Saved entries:
________________________________________

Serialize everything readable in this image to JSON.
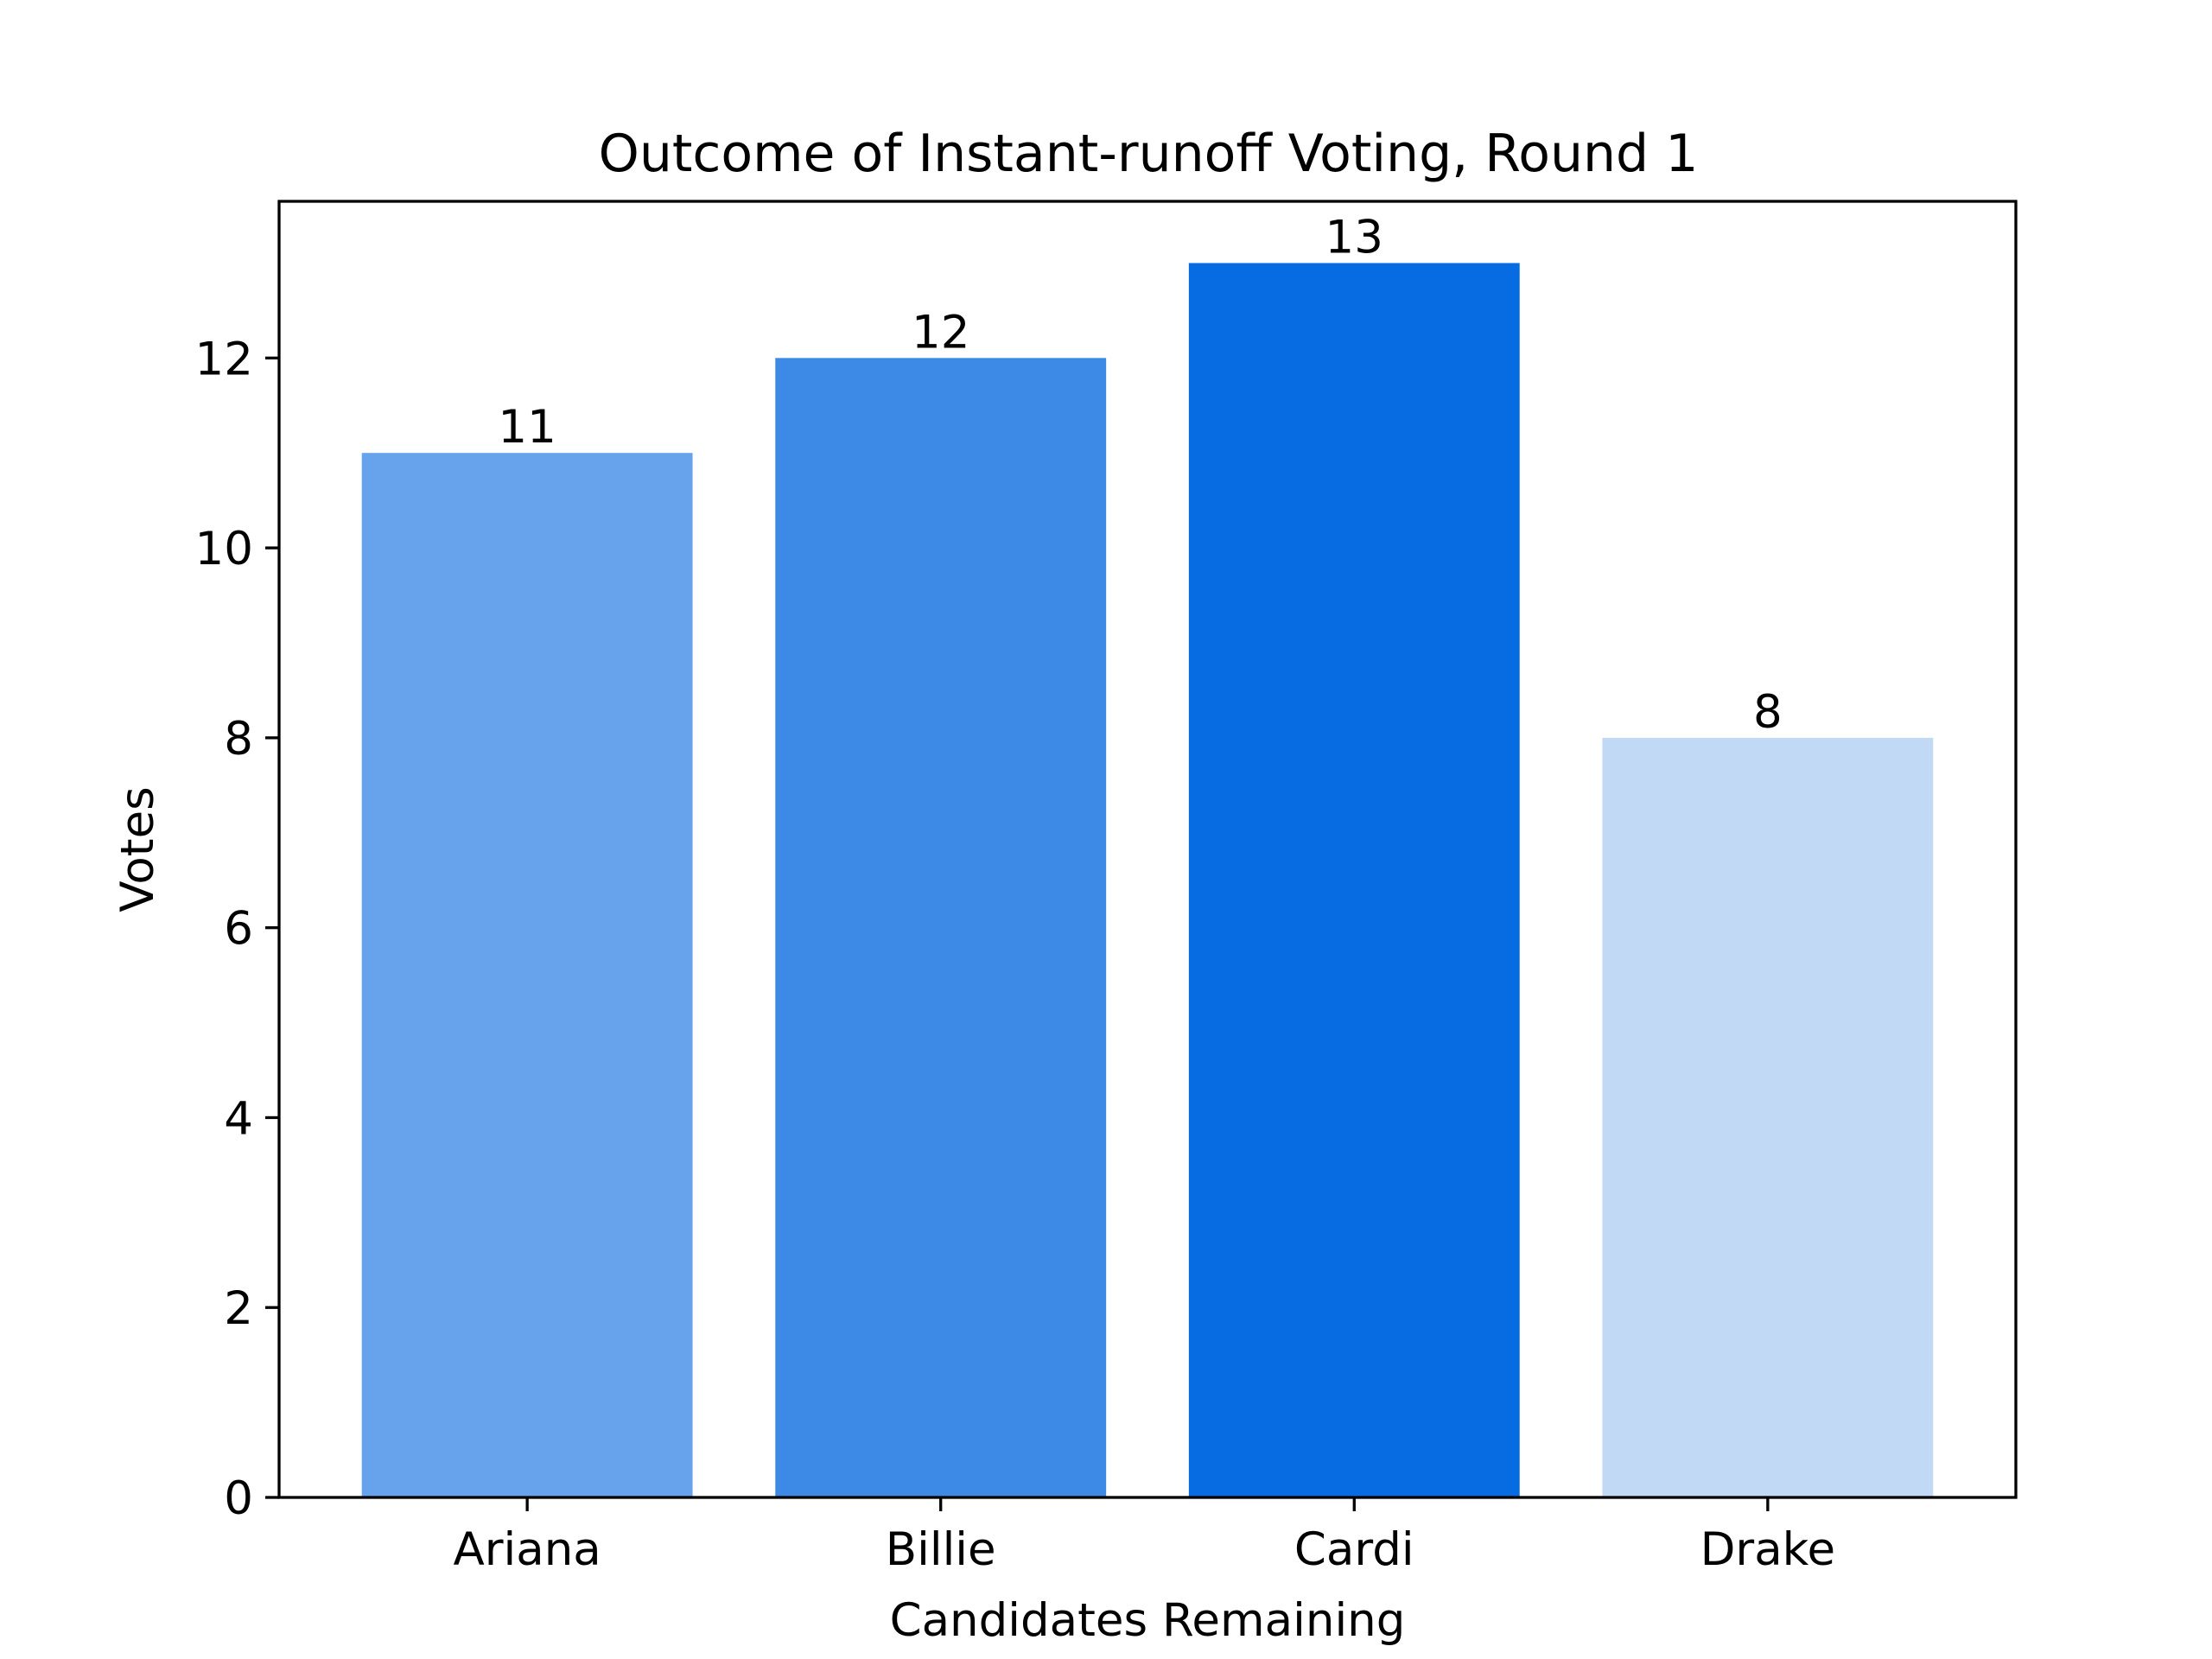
{
  "chart_data": {
    "type": "bar",
    "title": "Outcome of Instant-runoff Voting, Round 1",
    "xlabel": "Candidates Remaining",
    "ylabel": "Votes",
    "categories": [
      "Ariana",
      "Billie",
      "Cardi",
      "Drake"
    ],
    "values": [
      11,
      12,
      13,
      8
    ],
    "value_labels": [
      "11",
      "12",
      "13",
      "8"
    ],
    "bar_colors": [
      "#67a3ec",
      "#3d89e6",
      "#076ce2",
      "#c2d9f6"
    ],
    "ylim": [
      0,
      13.65
    ],
    "yticks": [
      0,
      2,
      4,
      6,
      8,
      10,
      12
    ],
    "grid": false,
    "legend": false
  }
}
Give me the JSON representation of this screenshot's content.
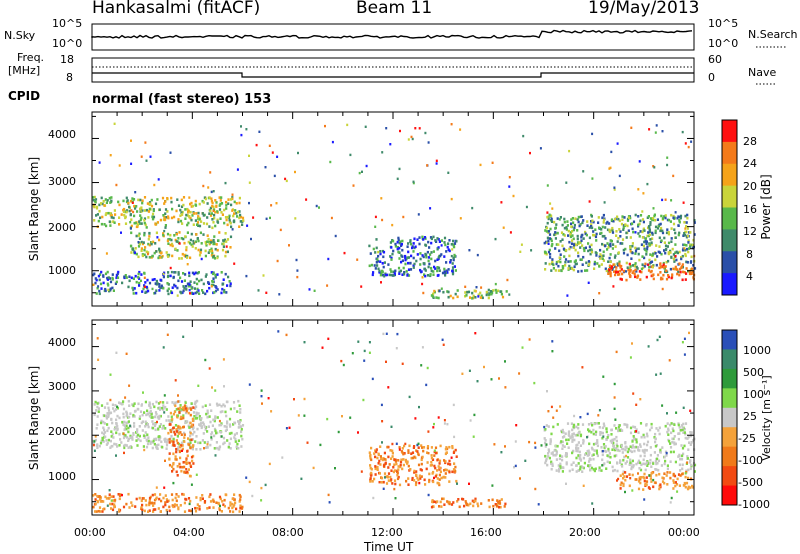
{
  "header": {
    "station": "Hankasalmi (fitACF)",
    "beam": "Beam 11",
    "date": "19/May/2013"
  },
  "panels": {
    "noise": {
      "left_label": "N.Sky",
      "right_label": "N.Search",
      "left_ticks": [
        "10^5",
        "10^0"
      ],
      "right_ticks": [
        "10^5",
        "10^0"
      ],
      "right_legend_style": "dotted"
    },
    "freq": {
      "left_label_1": "Freq.",
      "left_label_2": "[MHz]",
      "right_label": "Nave",
      "left_ticks": [
        "18",
        "8"
      ],
      "right_ticks": [
        "60",
        "0"
      ],
      "right_legend_style": "dotted"
    },
    "cpid": {
      "label": "CPID",
      "value": "normal (fast stereo) 153"
    }
  },
  "chart_data": [
    {
      "type": "heatmap",
      "title": "",
      "xlabel": "",
      "ylabel": "Slant Range [km]",
      "x_range": [
        "00:00",
        "00:00"
      ],
      "ylim": [
        200,
        4600
      ],
      "yticks": [
        1000,
        2000,
        3000,
        4000
      ],
      "colorbar": {
        "label": "Power [dB]",
        "ticks": [
          "4",
          "8",
          "12",
          "16",
          "20",
          "24",
          "28"
        ],
        "colors": [
          "#1a1aff",
          "#2a4fa8",
          "#3f8a6a",
          "#58b84a",
          "#c9d43a",
          "#f5a31a",
          "#f47a1a",
          "#ff1010"
        ]
      },
      "features": [
        {
          "x": [
            "00:00",
            "06:00"
          ],
          "range_km": [
            2000,
            2700
          ],
          "level": "16-24 dB"
        },
        {
          "x": [
            "01:30",
            "05:30"
          ],
          "range_km": [
            1300,
            1900
          ],
          "level": "16-24 dB"
        },
        {
          "x": [
            "00:00",
            "05:30"
          ],
          "range_km": [
            500,
            1000
          ],
          "level": "4-16 dB"
        },
        {
          "x": [
            "11:00",
            "14:30"
          ],
          "range_km": [
            900,
            1800
          ],
          "level": "4-16 dB"
        },
        {
          "x": [
            "13:30",
            "16:30"
          ],
          "range_km": [
            400,
            600
          ],
          "level": "16-24 dB"
        },
        {
          "x": [
            "18:00",
            "24:00"
          ],
          "range_km": [
            1000,
            2300
          ],
          "level": "12-20 dB"
        },
        {
          "x": [
            "20:30",
            "24:00"
          ],
          "range_km": [
            800,
            1200
          ],
          "level": "24-28 dB"
        }
      ]
    },
    {
      "type": "heatmap",
      "title": "",
      "xlabel": "Time UT",
      "ylabel": "Slant Range [km]",
      "x_range": [
        "00:00",
        "00:00"
      ],
      "xticks": [
        "00:00",
        "04:00",
        "08:00",
        "12:00",
        "16:00",
        "20:00",
        "00:00"
      ],
      "ylim": [
        200,
        4600
      ],
      "yticks": [
        1000,
        2000,
        3000,
        4000
      ],
      "colorbar": {
        "label": "Velocity [m s⁻¹]",
        "ticks": [
          "1000",
          "500",
          "100",
          "25",
          "-25",
          "-100",
          "-500",
          "-1000"
        ],
        "colors": [
          "#2a4fb8",
          "#3a8a6a",
          "#2e9a3a",
          "#7fd84a",
          "#c8c8c8",
          "#f4a23a",
          "#f07a1a",
          "#f24a12",
          "#ff0a0a"
        ]
      },
      "features": [
        {
          "x": [
            "00:00",
            "06:00"
          ],
          "range_km": [
            1700,
            2800
          ],
          "level": "-25 to 25 m/s"
        },
        {
          "x": [
            "03:00",
            "04:00"
          ],
          "range_km": [
            1100,
            2700
          ],
          "level": "-100 to -500 m/s"
        },
        {
          "x": [
            "00:00",
            "06:00"
          ],
          "range_km": [
            300,
            700
          ],
          "level": "-100 to -500 m/s"
        },
        {
          "x": [
            "11:00",
            "14:30"
          ],
          "range_km": [
            900,
            1800
          ],
          "level": "-100 to -500 m/s"
        },
        {
          "x": [
            "13:30",
            "16:30"
          ],
          "range_km": [
            400,
            600
          ],
          "level": "-100 to -500 m/s"
        },
        {
          "x": [
            "18:00",
            "24:00"
          ],
          "range_km": [
            1200,
            2300
          ],
          "level": "-25 to 25 m/s"
        },
        {
          "x": [
            "21:00",
            "24:00"
          ],
          "range_km": [
            800,
            1200
          ],
          "level": "-100 to -500 m/s"
        }
      ]
    }
  ]
}
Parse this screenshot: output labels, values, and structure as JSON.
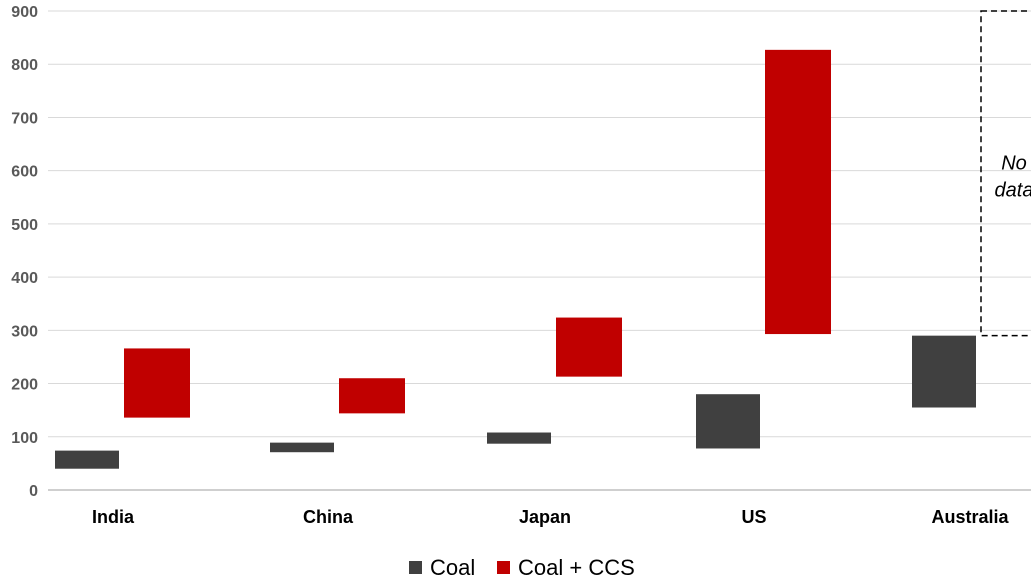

________________________________________

• **PROBLEM TO WORK ON**:
Can you repeat every record above exactly, apart from the pictures?

• **TASK RESULT**:
Serialize everything readable in this image to JSON.
{
  "chart_data": {
    "type": "bar",
    "title": "Outcome of Instant-runoff Voting, Round 1",
    "xlabel": "Candidates Remaining",
    "ylabel": "Votes",
    "categories": [
      "Ariana",
      "Billie",
      "Cardi",
      "Drake"
    ],
    "values": [
      11,
      12,
      13,
      8
    ],
    "value_labels": [
      "11",
      "12",
      "13",
      "8"
    ],
    "bar_colors": [
      "#67a3ec",
      "#3d89e6",
      "#076ce2",
      "#c2d9f6"
    ],
    "ylim": [
      0,
      13.65
    ],
    "yticks": [
      0,
      2,
      4,
      6,
      8,
      10,
      12
    ],
    "grid": false,
    "legend": false
  }
}
Give me the JSON representation of this screenshot's content.
{
  "header": {
    "station": "Hankasalmi (fitACF)",
    "beam": "Beam 11",
    "date": "19/May/2013"
  },
  "panels": {
    "noise": {
      "left_label": "N.Sky",
      "right_label": "N.Search",
      "left_ticks": [
        "10^5",
        "10^0"
      ],
      "right_ticks": [
        "10^5",
        "10^0"
      ],
      "right_legend_style": "dotted"
    },
    "freq": {
      "left_label_1": "Freq.",
      "left_label_2": "[MHz]",
      "right_label": "Nave",
      "left_ticks": [
        "18",
        "8"
      ],
      "right_ticks": [
        "60",
        "0"
      ],
      "right_legend_style": "dotted"
    },
    "cpid": {
      "label": "CPID",
      "value": "normal (fast stereo) 153"
    }
  },
  "chart_data": [
    {
      "type": "heatmap",
      "title": "",
      "xlabel": "",
      "ylabel": "Slant Range [km]",
      "x_range": [
        "00:00",
        "00:00"
      ],
      "ylim": [
        200,
        4600
      ],
      "yticks": [
        1000,
        2000,
        3000,
        4000
      ],
      "colorbar": {
        "label": "Power [dB]",
        "ticks": [
          "4",
          "8",
          "12",
          "16",
          "20",
          "24",
          "28"
        ],
        "colors": [
          "#1a1aff",
          "#2a4fa8",
          "#3f8a6a",
          "#58b84a",
          "#c9d43a",
          "#f5a31a",
          "#f47a1a",
          "#ff1010"
        ]
      },
      "features": [
        {
          "x": [
            "00:00",
            "06:00"
          ],
          "range_km": [
            2000,
            2700
          ],
          "level": "16-24 dB"
        },
        {
          "x": [
            "01:30",
            "05:30"
          ],
          "range_km": [
            1300,
            1900
          ],
          "level": "16-24 dB"
        },
        {
          "x": [
            "00:00",
            "05:30"
          ],
          "range_km": [
            500,
            1000
          ],
          "level": "4-16 dB"
        },
        {
          "x": [
            "11:00",
            "14:30"
          ],
          "range_km": [
            900,
            1800
          ],
          "level": "4-16 dB"
        },
        {
          "x": [
            "13:30",
            "16:30"
          ],
          "range_km": [
            400,
            600
          ],
          "level": "16-24 dB"
        },
        {
          "x": [
            "18:00",
            "24:00"
          ],
          "range_km": [
            1000,
            2300
          ],
          "level": "12-20 dB"
        },
        {
          "x": [
            "20:30",
            "24:00"
          ],
          "range_km": [
            800,
            1200
          ],
          "level": "24-28 dB"
        }
      ]
    },
    {
      "type": "heatmap",
      "title": "",
      "xlabel": "Time UT",
      "ylabel": "Slant Range [km]",
      "x_range": [
        "00:00",
        "00:00"
      ],
      "xticks": [
        "00:00",
        "04:00",
        "08:00",
        "12:00",
        "16:00",
        "20:00",
        "00:00"
      ],
      "ylim": [
        200,
        4600
      ],
      "yticks": [
        1000,
        2000,
        3000,
        4000
      ],
      "colorbar": {
        "label": "Velocity [m s⁻¹]",
        "ticks": [
          "1000",
          "500",
          "100",
          "25",
          "-25",
          "-100",
          "-500",
          "-1000"
        ],
        "colors": [
          "#2a4fb8",
          "#3a8a6a",
          "#2e9a3a",
          "#7fd84a",
          "#c8c8c8",
          "#f4a23a",
          "#f07a1a",
          "#f24a12",
          "#ff0a0a"
        ]
      },
      "features": [
        {
          "x": [
            "00:00",
            "06:00"
          ],
          "range_km": [
            1700,
            2800
          ],
          "level": "-25 to 25 m/s"
        },
        {
          "x": [
            "03:00",
            "04:00"
          ],
          "range_km": [
            1100,
            2700
          ],
          "level": "-100 to -500 m/s"
        },
        {
          "x": [
            "00:00",
            "06:00"
          ],
          "range_km": [
            300,
            700
          ],
          "level": "-100 to -500 m/s"
        },
        {
          "x": [
            "11:00",
            "14:30"
          ],
          "range_km": [
            900,
            1800
          ],
          "level": "-100 to -500 m/s"
        },
        {
          "x": [
            "13:30",
            "16:30"
          ],
          "range_km": [
            400,
            600
          ],
          "level": "-100 to -500 m/s"
        },
        {
          "x": [
            "18:00",
            "24:00"
          ],
          "range_km": [
            1200,
            2300
          ],
          "level": "-25 to 25 m/s"
        },
        {
          "x": [
            "21:00",
            "24:00"
          ],
          "range_km": [
            800,
            1200
          ],
          "level": "-100 to -500 m/s"
        }
      ]
    }
  ]
}
Parse this screenshot: output labels, values, and structure as JSON.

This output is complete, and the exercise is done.